TO DO: Set every record down verbatim and omit the pictures.
## begin EXERCISE INPUTS
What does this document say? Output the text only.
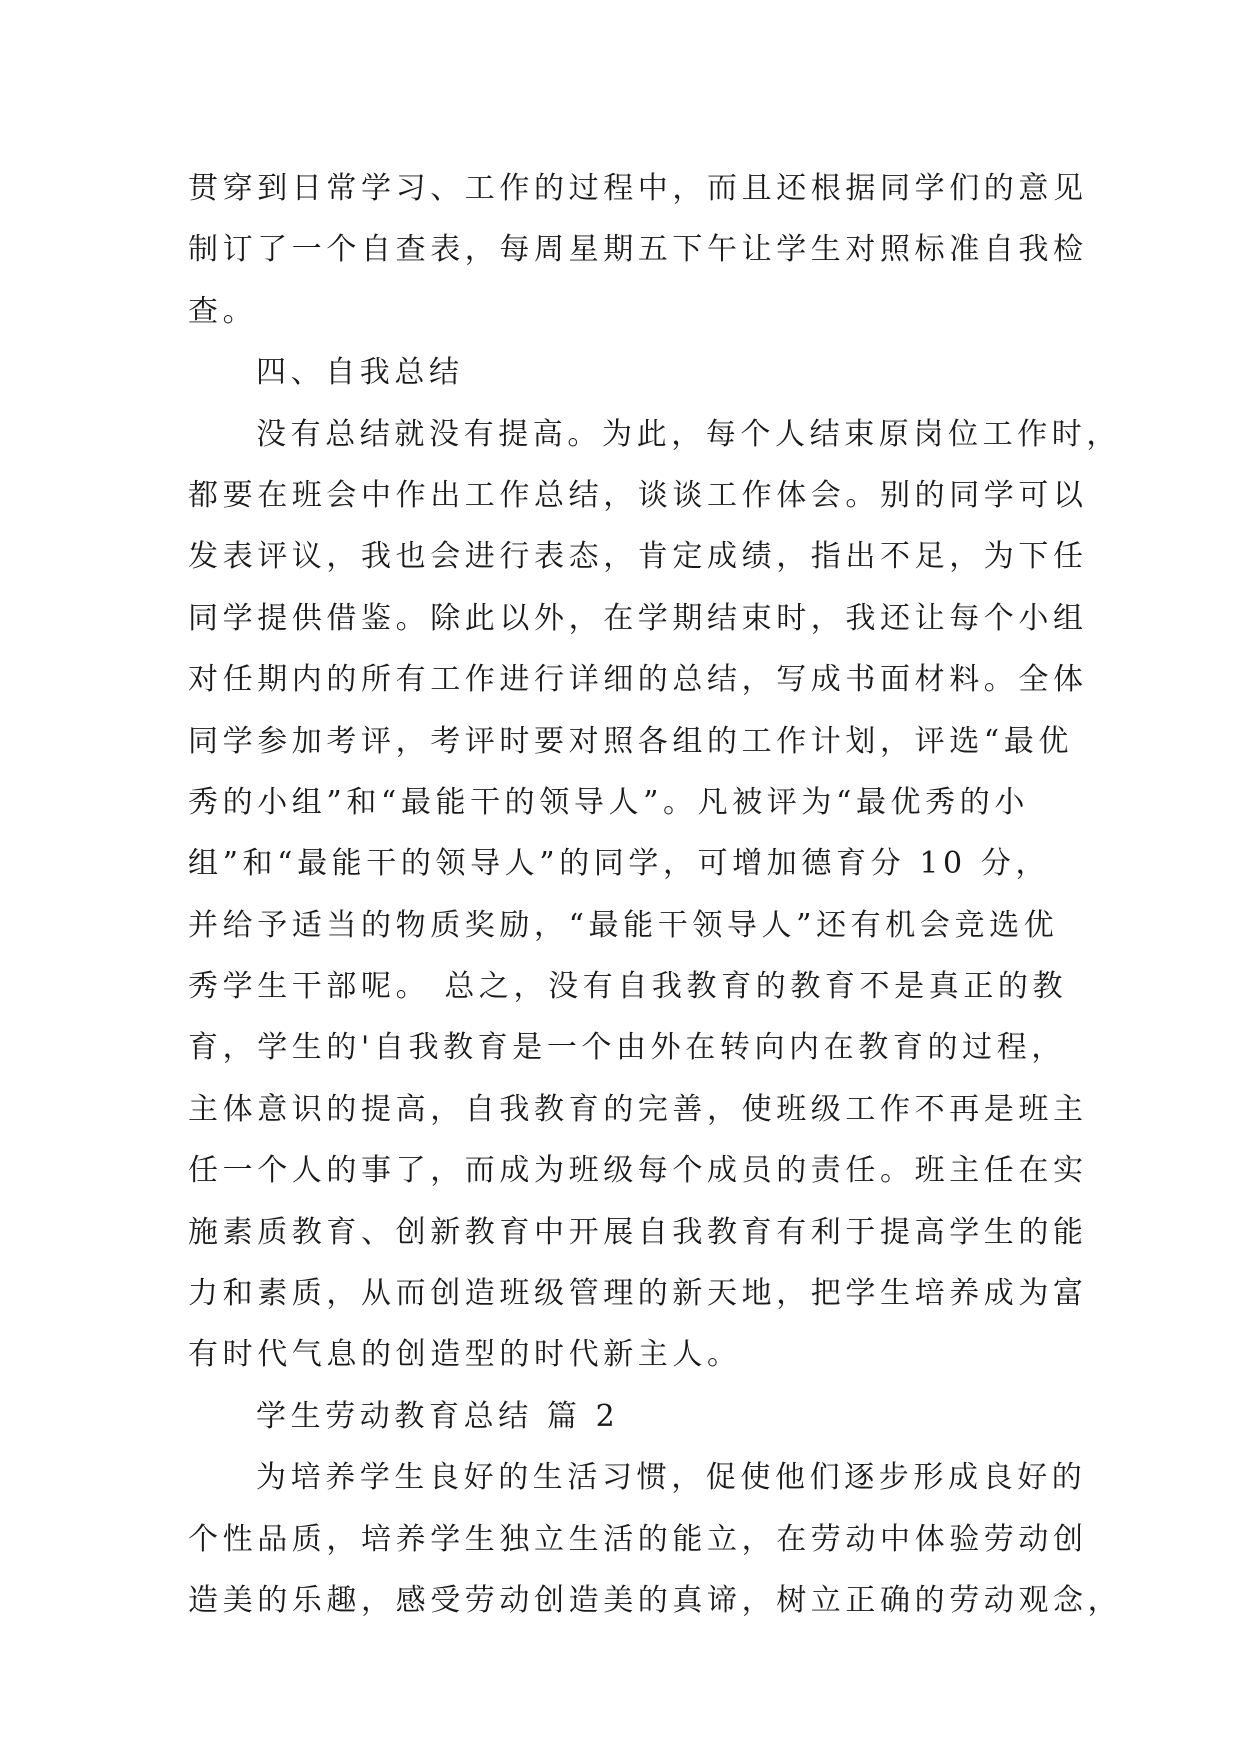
贯穿到日常学习、工作的过程中，而且还根据同学们的意见
制订了一个自查表，每周星期五下午让学生对照标准自我检
查。
四、自我总结
没有总结就没有提高。为此，每个人结束原岗位工作时，
都要在班会中作出工作总结，谈谈工作体会。别的同学可以
发表评议，我也会进行表态，肯定成绩，指出不足，为下任
同学提供借鉴。除此以外，在学期结束时，我还让每个小组
对任期内的所有工作进行详细的总结，写成书面材料。全体
同学参加考评，考评时要对照各组的工作计划，评选“最优
秀的小组”和“最能干的领导人”。凡被评为“最优秀的小
组”和“最能干的领导人”的同学，可增加德育分 10 分，
并给予适当的物质奖励，“最能干领导人”还有机会竞选优
秀学生干部呢。 总之，没有自我教育的教育不是真正的教
育，学生的'自我教育是一个由外在转向内在教育的过程，
主体意识的提高，自我教育的完善，使班级工作不再是班主
任一个人的事了，而成为班级每个成员的责任。班主任在实
施素质教育、创新教育中开展自我教育有利于提高学生的能
力和素质，从而创造班级管理的新天地，把学生培养成为富
有时代气息的创造型的时代新主人。
学生劳动教育总结 篇 2
为培养学生良好的生活习惯，促使他们逐步形成良好的
个性品质，培养学生独立生活的能立，在劳动中体验劳动创
造美的乐趣，感受劳动创造美的真谛，树立正确的劳动观念，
## end EXERCISE INPUTS
WRITTEN SOLUTION:
What does this document say? Output the text only.
贯穿到日常学习、工作的过程中，而且还根据同学们的意见
制订了一个自查表，每周星期五下午让学生对照标准自我检
查。
四、自我总结
没有总结就没有提高。为此，每个人结束原岗位工作时，
都要在班会中作出工作总结，谈谈工作体会。别的同学可以
发表评议，我也会进行表态，肯定成绩，指出不足，为下任
同学提供借鉴。除此以外，在学期结束时，我还让每个小组
对任期内的所有工作进行详细的总结，写成书面材料。全体
同学参加考评，考评时要对照各组的工作计划，评选“最优
秀的小组”和“最能干的领导人”。凡被评为“最优秀的小
组”和“最能干的领导人”的同学，可增加德育分 10 分，
并给予适当的物质奖励，“最能干领导人”还有机会竞选优
秀学生干部呢。 总之，没有自我教育的教育不是真正的教
育，学生的'自我教育是一个由外在转向内在教育的过程，
主体意识的提高，自我教育的完善，使班级工作不再是班主
任一个人的事了，而成为班级每个成员的责任。班主任在实
施素质教育、创新教育中开展自我教育有利于提高学生的能
力和素质，从而创造班级管理的新天地，把学生培养成为富
有时代气息的创造型的时代新主人。
学生劳动教育总结 篇 2
为培养学生良好的生活习惯，促使他们逐步形成良好的
个性品质，培养学生独立生活的能立，在劳动中体验劳动创
造美的乐趣，感受劳动创造美的真谛，树立正确的劳动观念，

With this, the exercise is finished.